Things to Know About Balanced Scorecard
The Balanced Scorecard Institute says that it is “a strategic planning and management system that is used extensively in business and industry, government, and nonprofit organizations worldwide to align business activities to the vision and strategy of the organization, improve internal and external communications, and monitor organization performance against strategic goals.”
Developed by Dr. Robert Kaplan and David Norton, this approach draws heavily from the pioneering work done in General Electric back in the 1990s that changed the way companies looked at factories, supply chains and business statistics.
What used to be a simple way to categorize feedback and give numerical value to actual business growth in several aspects, the balanced scorecard approach is now a full strategic planning and management system.
1 – If you want to know more about balanced scorecard, here are the top 5 things you must always keep in mind:
- It is a management tool. While it’s easy to assume that this approach to management has everything to do with measurement, it’s still rooted in the fact that the metrics serve only as a tool to manage your team or business. Numbers are involved when you set, track and achieve the business strategies that you are employing.
- It’s made up of four legs, like a race. These four legs comprise four distinct business perspectives: The Customer Leg, the Financial Leg, the Internal Business Process Leg, and the Knowledge, Education, and Growth Leg.
- Customer leg. This leg measures your customers’ satisfaction and their performance requirements. This requires you to look for the critical features your customers want to see in your product or service and if you can deliver it in a timely and expected manner.

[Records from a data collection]

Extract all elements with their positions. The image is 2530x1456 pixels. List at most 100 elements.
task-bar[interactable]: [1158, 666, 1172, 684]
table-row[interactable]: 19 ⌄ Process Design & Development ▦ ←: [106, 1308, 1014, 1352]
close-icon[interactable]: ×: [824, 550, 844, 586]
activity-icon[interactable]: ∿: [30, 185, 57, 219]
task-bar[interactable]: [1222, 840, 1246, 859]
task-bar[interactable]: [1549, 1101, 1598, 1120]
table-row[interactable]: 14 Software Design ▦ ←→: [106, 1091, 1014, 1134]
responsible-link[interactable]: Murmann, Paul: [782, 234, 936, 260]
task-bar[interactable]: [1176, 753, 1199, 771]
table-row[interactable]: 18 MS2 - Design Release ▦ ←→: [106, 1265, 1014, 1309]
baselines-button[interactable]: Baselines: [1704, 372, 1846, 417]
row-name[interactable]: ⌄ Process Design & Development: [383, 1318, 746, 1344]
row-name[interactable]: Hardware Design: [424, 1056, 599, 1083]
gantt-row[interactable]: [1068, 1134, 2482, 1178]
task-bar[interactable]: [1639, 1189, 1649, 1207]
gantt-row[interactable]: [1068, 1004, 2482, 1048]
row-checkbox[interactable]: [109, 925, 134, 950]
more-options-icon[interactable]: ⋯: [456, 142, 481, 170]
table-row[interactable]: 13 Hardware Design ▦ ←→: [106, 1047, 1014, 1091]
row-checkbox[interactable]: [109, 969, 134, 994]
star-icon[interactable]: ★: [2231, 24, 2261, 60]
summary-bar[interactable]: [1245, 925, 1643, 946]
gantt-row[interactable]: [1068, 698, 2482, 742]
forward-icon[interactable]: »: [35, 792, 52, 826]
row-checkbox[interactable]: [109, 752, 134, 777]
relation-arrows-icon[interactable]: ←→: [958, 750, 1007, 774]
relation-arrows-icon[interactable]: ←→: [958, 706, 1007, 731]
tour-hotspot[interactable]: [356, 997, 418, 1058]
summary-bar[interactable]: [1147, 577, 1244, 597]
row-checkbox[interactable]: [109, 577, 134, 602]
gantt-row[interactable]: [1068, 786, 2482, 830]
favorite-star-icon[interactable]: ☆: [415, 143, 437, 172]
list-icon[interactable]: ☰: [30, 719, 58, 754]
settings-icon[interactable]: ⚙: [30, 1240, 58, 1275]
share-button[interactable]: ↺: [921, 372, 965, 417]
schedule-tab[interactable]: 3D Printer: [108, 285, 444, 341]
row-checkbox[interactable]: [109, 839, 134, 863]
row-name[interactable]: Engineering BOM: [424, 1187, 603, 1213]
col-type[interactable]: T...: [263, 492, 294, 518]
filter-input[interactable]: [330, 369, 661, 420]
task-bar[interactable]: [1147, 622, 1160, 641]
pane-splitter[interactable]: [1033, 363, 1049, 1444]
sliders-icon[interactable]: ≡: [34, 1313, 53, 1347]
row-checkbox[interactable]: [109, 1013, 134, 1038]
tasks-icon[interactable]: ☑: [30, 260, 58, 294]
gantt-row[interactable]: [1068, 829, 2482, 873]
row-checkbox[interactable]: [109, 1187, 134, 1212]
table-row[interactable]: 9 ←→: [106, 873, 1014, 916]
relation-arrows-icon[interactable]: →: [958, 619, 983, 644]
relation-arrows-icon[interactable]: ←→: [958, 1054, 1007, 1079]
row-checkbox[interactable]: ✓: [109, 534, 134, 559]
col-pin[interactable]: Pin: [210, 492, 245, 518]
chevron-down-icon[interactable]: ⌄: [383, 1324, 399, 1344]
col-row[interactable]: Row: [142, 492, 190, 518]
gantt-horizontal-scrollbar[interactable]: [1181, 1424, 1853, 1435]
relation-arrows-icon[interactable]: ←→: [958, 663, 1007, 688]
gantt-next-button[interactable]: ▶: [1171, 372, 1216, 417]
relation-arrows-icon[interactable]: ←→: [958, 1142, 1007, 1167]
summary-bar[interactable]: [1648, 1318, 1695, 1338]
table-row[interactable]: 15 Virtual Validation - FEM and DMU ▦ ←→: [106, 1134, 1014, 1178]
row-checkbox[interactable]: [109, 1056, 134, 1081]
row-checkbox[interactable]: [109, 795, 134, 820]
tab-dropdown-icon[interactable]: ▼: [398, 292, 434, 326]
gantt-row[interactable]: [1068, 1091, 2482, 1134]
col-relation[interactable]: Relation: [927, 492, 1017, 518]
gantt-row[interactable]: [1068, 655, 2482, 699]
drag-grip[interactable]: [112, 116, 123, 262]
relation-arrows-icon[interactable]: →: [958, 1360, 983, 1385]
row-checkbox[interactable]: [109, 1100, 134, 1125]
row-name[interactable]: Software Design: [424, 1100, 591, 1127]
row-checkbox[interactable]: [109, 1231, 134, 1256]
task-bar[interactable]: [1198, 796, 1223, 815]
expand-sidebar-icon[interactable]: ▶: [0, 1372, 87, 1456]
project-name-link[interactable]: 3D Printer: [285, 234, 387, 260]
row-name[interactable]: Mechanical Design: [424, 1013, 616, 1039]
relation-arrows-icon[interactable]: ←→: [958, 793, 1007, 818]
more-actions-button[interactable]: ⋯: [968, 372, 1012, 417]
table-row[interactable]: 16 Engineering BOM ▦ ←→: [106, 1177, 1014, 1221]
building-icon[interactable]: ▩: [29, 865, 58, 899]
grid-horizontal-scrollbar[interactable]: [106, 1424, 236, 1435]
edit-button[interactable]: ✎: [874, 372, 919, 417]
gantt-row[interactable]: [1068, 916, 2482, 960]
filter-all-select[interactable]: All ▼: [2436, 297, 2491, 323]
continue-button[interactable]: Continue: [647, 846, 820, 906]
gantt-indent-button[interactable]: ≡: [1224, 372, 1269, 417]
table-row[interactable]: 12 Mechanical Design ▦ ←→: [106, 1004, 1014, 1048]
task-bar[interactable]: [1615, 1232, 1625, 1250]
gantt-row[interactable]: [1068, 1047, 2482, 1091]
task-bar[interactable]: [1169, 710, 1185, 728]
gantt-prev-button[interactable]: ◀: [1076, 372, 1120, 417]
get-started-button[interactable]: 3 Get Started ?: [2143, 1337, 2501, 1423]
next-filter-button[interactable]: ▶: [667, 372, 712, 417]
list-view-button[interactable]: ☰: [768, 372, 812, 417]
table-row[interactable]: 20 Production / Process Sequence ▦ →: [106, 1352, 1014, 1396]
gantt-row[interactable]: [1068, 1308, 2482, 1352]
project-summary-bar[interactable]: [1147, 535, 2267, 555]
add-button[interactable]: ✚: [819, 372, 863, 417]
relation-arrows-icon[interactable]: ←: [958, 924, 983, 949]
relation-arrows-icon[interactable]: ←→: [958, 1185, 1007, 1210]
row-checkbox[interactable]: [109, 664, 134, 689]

→ The tasks:
a. Answer these questions using the text on the balanced scorecard above.
(i) Who developed the balanced scorecard approach?
(ii) Which company's pioneering work did the approach draw heavily from?
(iii) What does the Customer Leg measure?
b. Reproduce the passage of the text on the balanced scorecard starting at "Developed by Dr." and ending at "you are employing.".

→ In response:
a.
(i) Dr. Robert Kaplan and David Norton.
(ii) General Electric.
(iii) Customers' satisfaction and their performance requirements.

b.
Developed by Dr. Robert Kaplan and David Norton, this approach draws heavily from the pioneering work done in General Electric back in the 1990s that changed the way companies looked at factories, supply chains and business statistics.
What used to be a simple way to categorize feedback and give numerical value to actual business growth in several aspects, the balanced scorecard approach is now a full strategic planning and management system.
1 – If you want to know more about balanced scorecard, here are the top 5 things you must always keep in mind:
- It is a management tool. While it’s easy to assume that this approach to management has everything to do with measurement, it’s still rooted in the fact that the metrics serve only as a tool to manage your team or business. Numbers are involved when you set, track and achieve the business strategies that you are employing.